_Records from a collection of figures_.
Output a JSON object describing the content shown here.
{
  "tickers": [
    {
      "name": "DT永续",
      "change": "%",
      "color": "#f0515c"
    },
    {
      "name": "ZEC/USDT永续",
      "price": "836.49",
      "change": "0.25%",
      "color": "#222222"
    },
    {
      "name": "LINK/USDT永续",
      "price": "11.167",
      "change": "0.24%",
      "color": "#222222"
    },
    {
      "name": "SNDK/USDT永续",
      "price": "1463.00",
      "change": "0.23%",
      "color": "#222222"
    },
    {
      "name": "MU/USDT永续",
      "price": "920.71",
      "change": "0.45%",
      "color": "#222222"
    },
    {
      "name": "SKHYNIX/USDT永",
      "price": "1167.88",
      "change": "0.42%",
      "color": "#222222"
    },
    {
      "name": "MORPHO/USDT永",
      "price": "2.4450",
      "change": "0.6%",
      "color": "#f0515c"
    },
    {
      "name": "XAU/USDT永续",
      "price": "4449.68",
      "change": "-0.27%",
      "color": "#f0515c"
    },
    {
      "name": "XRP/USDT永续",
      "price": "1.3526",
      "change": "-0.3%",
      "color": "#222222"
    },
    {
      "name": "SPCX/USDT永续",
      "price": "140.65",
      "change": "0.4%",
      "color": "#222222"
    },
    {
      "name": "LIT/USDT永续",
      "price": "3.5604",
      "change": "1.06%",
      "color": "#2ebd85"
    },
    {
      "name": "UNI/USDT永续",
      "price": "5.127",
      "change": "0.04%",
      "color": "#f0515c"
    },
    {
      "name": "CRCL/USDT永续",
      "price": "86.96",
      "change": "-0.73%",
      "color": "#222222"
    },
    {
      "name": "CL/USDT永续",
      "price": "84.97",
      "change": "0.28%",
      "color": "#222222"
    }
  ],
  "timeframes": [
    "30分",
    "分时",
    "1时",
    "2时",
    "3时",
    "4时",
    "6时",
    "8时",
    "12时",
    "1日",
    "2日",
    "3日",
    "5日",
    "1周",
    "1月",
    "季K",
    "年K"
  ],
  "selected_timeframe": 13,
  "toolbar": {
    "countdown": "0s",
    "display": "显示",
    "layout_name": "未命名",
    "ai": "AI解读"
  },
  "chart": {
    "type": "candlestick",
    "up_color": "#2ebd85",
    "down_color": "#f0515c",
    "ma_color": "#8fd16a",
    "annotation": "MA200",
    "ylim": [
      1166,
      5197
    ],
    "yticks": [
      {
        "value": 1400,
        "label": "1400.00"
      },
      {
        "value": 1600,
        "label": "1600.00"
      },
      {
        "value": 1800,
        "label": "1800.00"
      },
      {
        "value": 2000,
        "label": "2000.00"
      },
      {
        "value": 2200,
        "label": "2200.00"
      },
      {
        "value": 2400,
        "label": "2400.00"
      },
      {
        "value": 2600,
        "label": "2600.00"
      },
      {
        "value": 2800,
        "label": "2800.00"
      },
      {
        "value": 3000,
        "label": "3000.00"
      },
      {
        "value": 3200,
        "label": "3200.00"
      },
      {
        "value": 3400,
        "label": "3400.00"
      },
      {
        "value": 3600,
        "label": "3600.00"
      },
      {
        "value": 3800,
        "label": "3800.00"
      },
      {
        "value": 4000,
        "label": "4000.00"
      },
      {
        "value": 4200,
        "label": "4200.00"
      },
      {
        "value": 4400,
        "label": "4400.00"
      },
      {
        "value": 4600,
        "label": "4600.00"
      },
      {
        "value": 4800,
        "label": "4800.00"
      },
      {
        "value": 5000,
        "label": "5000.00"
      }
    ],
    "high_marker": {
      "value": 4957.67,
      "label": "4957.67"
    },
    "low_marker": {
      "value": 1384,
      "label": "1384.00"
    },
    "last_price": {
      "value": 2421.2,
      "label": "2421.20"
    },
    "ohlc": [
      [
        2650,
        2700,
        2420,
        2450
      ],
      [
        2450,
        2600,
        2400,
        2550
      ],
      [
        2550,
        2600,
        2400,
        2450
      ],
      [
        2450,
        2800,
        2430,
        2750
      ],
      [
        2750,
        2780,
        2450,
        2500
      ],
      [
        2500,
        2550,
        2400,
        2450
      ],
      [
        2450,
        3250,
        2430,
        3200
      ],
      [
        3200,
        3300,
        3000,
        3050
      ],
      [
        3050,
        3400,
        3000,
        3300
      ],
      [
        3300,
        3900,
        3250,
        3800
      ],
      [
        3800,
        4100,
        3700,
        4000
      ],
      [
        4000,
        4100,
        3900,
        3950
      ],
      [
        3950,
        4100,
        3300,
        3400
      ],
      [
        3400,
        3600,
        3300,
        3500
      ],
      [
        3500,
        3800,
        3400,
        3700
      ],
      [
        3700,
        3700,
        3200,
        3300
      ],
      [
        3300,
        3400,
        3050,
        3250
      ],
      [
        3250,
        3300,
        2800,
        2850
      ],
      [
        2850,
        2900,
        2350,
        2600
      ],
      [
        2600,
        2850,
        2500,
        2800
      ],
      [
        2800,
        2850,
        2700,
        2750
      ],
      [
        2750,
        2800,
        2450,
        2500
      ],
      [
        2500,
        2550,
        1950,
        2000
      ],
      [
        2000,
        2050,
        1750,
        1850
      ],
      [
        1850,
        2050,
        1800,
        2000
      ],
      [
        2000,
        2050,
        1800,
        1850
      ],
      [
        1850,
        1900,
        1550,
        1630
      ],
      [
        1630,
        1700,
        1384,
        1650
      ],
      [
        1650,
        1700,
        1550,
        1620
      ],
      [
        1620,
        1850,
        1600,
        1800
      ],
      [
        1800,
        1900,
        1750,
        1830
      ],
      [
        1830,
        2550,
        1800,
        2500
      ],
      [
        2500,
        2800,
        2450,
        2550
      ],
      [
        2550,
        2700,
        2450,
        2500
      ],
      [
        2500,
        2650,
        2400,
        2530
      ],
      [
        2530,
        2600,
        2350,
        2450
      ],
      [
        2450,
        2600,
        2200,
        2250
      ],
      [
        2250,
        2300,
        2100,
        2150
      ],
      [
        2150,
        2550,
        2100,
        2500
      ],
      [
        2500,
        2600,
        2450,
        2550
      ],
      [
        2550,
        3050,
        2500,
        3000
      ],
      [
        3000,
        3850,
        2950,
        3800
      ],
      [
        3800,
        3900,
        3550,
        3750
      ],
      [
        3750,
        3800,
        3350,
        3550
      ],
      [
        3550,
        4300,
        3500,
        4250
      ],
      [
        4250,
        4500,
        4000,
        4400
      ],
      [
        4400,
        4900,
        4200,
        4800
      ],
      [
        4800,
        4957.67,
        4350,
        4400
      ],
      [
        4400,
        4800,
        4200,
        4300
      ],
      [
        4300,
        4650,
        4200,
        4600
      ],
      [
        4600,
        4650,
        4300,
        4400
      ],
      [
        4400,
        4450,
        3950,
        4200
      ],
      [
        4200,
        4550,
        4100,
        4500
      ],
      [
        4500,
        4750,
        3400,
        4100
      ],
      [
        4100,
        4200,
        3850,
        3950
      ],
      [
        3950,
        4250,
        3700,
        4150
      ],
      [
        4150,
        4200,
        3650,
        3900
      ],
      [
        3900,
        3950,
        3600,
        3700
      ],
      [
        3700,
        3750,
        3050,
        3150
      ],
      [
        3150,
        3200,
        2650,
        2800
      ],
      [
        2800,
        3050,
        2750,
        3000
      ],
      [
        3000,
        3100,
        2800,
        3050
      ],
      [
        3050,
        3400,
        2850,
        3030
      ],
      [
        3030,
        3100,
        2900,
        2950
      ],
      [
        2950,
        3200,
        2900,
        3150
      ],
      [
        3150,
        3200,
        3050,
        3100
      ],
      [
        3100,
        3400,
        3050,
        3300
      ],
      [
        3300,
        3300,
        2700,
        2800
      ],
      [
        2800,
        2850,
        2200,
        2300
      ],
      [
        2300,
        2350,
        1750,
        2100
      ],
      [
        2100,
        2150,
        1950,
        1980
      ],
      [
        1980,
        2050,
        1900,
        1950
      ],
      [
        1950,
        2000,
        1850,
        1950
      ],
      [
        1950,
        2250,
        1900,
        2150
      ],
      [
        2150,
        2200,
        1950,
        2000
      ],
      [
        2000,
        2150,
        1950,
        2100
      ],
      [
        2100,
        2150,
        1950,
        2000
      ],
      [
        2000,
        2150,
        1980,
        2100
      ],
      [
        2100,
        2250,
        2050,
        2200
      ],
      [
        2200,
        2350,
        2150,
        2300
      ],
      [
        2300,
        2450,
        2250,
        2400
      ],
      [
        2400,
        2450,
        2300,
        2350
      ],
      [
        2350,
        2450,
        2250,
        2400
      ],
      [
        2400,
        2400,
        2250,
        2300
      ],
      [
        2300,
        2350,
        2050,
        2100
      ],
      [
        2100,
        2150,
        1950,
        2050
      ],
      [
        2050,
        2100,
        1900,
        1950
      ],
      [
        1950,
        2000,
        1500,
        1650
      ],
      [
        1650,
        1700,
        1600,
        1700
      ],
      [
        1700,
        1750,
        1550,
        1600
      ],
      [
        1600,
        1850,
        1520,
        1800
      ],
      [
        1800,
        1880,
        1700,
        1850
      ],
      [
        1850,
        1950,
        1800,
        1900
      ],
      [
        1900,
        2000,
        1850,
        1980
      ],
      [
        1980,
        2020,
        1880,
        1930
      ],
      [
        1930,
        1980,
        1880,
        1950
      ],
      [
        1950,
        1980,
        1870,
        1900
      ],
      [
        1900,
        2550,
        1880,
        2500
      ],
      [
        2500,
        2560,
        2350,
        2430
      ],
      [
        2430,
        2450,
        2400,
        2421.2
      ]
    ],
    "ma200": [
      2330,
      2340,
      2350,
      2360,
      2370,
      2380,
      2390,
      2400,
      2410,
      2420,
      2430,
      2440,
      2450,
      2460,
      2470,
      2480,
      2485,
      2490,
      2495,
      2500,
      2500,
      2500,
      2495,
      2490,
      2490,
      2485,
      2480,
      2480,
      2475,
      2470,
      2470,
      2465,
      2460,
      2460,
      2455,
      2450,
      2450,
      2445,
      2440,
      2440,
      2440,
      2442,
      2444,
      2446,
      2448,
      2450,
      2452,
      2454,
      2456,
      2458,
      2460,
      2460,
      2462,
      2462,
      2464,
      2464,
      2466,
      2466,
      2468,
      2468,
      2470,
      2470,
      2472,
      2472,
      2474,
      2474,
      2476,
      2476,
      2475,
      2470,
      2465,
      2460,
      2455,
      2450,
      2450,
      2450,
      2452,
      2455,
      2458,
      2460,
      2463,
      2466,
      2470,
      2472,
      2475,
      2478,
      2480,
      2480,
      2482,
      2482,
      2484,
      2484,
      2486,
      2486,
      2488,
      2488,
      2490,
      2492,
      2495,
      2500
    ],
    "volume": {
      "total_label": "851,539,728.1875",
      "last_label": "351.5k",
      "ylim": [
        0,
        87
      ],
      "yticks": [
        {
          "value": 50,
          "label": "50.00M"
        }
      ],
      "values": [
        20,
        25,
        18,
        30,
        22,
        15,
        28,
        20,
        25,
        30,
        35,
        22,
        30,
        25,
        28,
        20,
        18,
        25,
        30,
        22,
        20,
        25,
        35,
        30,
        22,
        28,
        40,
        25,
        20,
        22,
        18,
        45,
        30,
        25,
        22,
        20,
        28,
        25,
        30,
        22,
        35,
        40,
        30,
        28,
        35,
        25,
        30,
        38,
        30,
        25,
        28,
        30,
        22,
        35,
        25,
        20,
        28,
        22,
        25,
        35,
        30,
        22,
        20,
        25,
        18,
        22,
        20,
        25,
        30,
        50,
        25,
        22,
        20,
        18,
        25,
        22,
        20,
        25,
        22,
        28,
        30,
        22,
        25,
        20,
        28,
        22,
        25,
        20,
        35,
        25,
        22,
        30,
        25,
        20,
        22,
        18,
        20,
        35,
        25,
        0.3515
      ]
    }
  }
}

_What the task asks_. Reproduce each line of the entries in which the word "USDT永续" is found.

_Solution for this problem_.
      "name": "ZEC/USDT永续",
      "name": "LINK/USDT永续",
      "name": "SNDK/USDT永续",
      "name": "MU/USDT永续",
      "name": "XAU/USDT永续",
      "name": "XRP/USDT永续",
      "name": "SPCX/USDT永续",
      "name": "LIT/USDT永续",
      "name": "UNI/USDT永续",
      "name": "CRCL/USDT永续",
      "name": "CL/USDT永续",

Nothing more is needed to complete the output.